▶ TASK DETAILS: Please write out the material that follows, exactly as it stands.

+++ INPUT RECORDS +++

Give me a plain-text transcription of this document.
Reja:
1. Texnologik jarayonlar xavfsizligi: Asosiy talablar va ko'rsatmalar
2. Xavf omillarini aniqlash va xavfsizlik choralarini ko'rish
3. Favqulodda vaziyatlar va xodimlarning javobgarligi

+++

▶ OUTPUT FOR THIS EXERCISE:
Give me a plain-text transcription of this document.
Reja:
1. Texnologik jarayonlar xavfsizligi: Asosiy talablar va ko'rsatmalar
2. Xavf omillarini aniqlash va xavfsizlik choralarini ko'rish
3. Favqulodda vaziyatlar va xodimlarning javobgarligi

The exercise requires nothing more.